■ **Task**: Quote the records that follow in full and exactly; leave out the pictures.

>> start

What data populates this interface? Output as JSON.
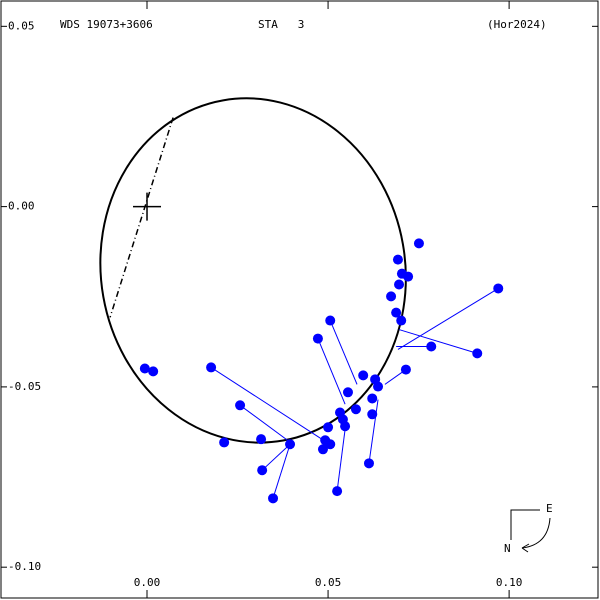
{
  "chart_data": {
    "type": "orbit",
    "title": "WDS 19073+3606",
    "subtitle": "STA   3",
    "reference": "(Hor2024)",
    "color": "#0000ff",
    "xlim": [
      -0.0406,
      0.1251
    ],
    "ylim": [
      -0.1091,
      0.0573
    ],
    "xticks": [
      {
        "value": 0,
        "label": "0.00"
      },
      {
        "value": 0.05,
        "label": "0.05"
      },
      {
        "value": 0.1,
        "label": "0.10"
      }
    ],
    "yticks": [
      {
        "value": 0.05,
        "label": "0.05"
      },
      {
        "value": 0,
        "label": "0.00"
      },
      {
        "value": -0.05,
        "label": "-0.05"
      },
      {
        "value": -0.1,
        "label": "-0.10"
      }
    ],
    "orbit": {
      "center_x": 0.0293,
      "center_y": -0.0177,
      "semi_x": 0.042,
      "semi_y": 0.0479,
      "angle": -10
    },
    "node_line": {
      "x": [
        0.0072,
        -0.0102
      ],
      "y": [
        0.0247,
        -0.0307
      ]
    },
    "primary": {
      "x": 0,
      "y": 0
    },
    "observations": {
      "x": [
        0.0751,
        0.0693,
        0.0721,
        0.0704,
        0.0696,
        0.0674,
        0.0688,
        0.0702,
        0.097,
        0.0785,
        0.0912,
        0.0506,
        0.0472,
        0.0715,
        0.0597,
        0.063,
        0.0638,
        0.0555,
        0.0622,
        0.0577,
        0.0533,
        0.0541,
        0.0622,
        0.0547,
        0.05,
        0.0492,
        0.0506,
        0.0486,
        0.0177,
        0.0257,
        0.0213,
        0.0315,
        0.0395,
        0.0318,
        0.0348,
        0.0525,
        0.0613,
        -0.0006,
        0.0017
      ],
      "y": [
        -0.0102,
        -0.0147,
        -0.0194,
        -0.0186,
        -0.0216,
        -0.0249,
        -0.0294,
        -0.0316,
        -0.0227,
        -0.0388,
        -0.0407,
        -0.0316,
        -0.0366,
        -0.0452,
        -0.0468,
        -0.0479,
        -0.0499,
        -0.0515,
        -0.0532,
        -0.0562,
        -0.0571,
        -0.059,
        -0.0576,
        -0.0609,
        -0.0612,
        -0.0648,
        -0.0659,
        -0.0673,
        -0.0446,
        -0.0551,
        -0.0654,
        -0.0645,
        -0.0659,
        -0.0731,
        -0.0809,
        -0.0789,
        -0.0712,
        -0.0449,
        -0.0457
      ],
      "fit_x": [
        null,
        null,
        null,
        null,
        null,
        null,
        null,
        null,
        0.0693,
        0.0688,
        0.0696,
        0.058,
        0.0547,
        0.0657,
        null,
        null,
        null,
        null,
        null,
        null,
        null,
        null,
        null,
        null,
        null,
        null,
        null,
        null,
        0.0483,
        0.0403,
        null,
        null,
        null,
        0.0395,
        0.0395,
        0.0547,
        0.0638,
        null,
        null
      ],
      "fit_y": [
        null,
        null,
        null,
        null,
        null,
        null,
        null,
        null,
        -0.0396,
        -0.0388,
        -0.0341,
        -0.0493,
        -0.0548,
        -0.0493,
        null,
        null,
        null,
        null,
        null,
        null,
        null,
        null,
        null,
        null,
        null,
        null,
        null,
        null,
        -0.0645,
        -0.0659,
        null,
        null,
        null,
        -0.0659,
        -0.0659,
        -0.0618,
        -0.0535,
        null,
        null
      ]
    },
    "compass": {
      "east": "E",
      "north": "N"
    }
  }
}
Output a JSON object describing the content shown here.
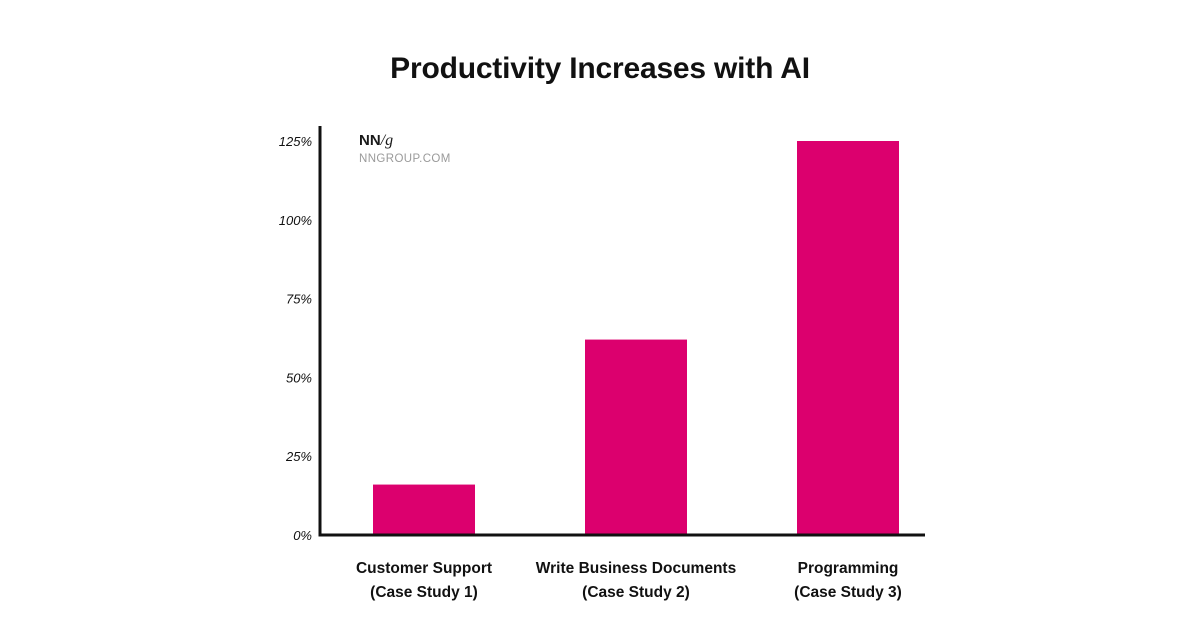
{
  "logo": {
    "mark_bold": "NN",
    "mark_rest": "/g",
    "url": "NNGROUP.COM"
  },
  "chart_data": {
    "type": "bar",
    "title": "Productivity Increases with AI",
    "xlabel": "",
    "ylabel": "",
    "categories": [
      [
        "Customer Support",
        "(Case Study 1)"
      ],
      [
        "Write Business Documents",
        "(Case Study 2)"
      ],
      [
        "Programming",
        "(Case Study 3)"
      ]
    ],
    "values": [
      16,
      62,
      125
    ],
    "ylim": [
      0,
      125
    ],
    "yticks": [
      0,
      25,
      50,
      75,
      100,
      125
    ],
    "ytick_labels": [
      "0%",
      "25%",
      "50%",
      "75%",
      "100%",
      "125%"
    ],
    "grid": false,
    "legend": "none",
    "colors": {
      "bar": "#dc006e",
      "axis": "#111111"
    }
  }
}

>> end

■ **Answer to the problem**:
What data populates this interface? Output as JSON.
{
  "chart_data": {
    "type": "orbit",
    "title": "WDS 19073+3606",
    "subtitle": "STA   3",
    "reference": "(Hor2024)",
    "color": "#0000ff",
    "xlim": [
      -0.0406,
      0.1251
    ],
    "ylim": [
      -0.1091,
      0.0573
    ],
    "xticks": [
      {
        "value": 0,
        "label": "0.00"
      },
      {
        "value": 0.05,
        "label": "0.05"
      },
      {
        "value": 0.1,
        "label": "0.10"
      }
    ],
    "yticks": [
      {
        "value": 0.05,
        "label": "0.05"
      },
      {
        "value": 0,
        "label": "0.00"
      },
      {
        "value": -0.05,
        "label": "-0.05"
      },
      {
        "value": -0.1,
        "label": "-0.10"
      }
    ],
    "orbit": {
      "center_x": 0.0293,
      "center_y": -0.0177,
      "semi_x": 0.042,
      "semi_y": 0.0479,
      "angle": -10
    },
    "node_line": {
      "x": [
        0.0072,
        -0.0102
      ],
      "y": [
        0.0247,
        -0.0307
      ]
    },
    "primary": {
      "x": 0,
      "y": 0
    },
    "observations": {
      "x": [
        0.0751,
        0.0693,
        0.0721,
        0.0704,
        0.0696,
        0.0674,
        0.0688,
        0.0702,
        0.097,
        0.0785,
        0.0912,
        0.0506,
        0.0472,
        0.0715,
        0.0597,
        0.063,
        0.0638,
        0.0555,
        0.0622,
        0.0577,
        0.0533,
        0.0541,
        0.0622,
        0.0547,
        0.05,
        0.0492,
        0.0506,
        0.0486,
        0.0177,
        0.0257,
        0.0213,
        0.0315,
        0.0395,
        0.0318,
        0.0348,
        0.0525,
        0.0613,
        -0.0006,
        0.0017
      ],
      "y": [
        -0.0102,
        -0.0147,
        -0.0194,
        -0.0186,
        -0.0216,
        -0.0249,
        -0.0294,
        -0.0316,
        -0.0227,
        -0.0388,
        -0.0407,
        -0.0316,
        -0.0366,
        -0.0452,
        -0.0468,
        -0.0479,
        -0.0499,
        -0.0515,
        -0.0532,
        -0.0562,
        -0.0571,
        -0.059,
        -0.0576,
        -0.0609,
        -0.0612,
        -0.0648,
        -0.0659,
        -0.0673,
        -0.0446,
        -0.0551,
        -0.0654,
        -0.0645,
        -0.0659,
        -0.0731,
        -0.0809,
        -0.0789,
        -0.0712,
        -0.0449,
        -0.0457
      ],
      "fit_x": [
        null,
        null,
        null,
        null,
        null,
        null,
        null,
        null,
        0.0693,
        0.0688,
        0.0696,
        0.058,
        0.0547,
        0.0657,
        null,
        null,
        null,
        null,
        null,
        null,
        null,
        null,
        null,
        null,
        null,
        null,
        null,
        null,
        0.0483,
        0.0403,
        null,
        null,
        null,
        0.0395,
        0.0395,
        0.0547,
        0.0638,
        null,
        null
      ],
      "fit_y": [
        null,
        null,
        null,
        null,
        null,
        null,
        null,
        null,
        -0.0396,
        -0.0388,
        -0.0341,
        -0.0493,
        -0.0548,
        -0.0493,
        null,
        null,
        null,
        null,
        null,
        null,
        null,
        null,
        null,
        null,
        null,
        null,
        null,
        null,
        -0.0645,
        -0.0659,
        null,
        null,
        null,
        -0.0659,
        -0.0659,
        -0.0618,
        -0.0535,
        null,
        null
      ]
    },
    "compass": {
      "east": "E",
      "north": "N"
    }
  }
}
Output a JSON object describing the content shown here.
{
  "logo": {
    "mark_bold": "NN",
    "mark_rest": "/g",
    "url": "NNGROUP.COM"
  },
  "chart_data": {
    "type": "bar",
    "title": "Productivity Increases with AI",
    "xlabel": "",
    "ylabel": "",
    "categories": [
      [
        "Customer Support",
        "(Case Study 1)"
      ],
      [
        "Write Business Documents",
        "(Case Study 2)"
      ],
      [
        "Programming",
        "(Case Study 3)"
      ]
    ],
    "values": [
      16,
      62,
      125
    ],
    "ylim": [
      0,
      125
    ],
    "yticks": [
      0,
      25,
      50,
      75,
      100,
      125
    ],
    "ytick_labels": [
      "0%",
      "25%",
      "50%",
      "75%",
      "100%",
      "125%"
    ],
    "grid": false,
    "legend": "none",
    "colors": {
      "bar": "#dc006e",
      "axis": "#111111"
    }
  }
}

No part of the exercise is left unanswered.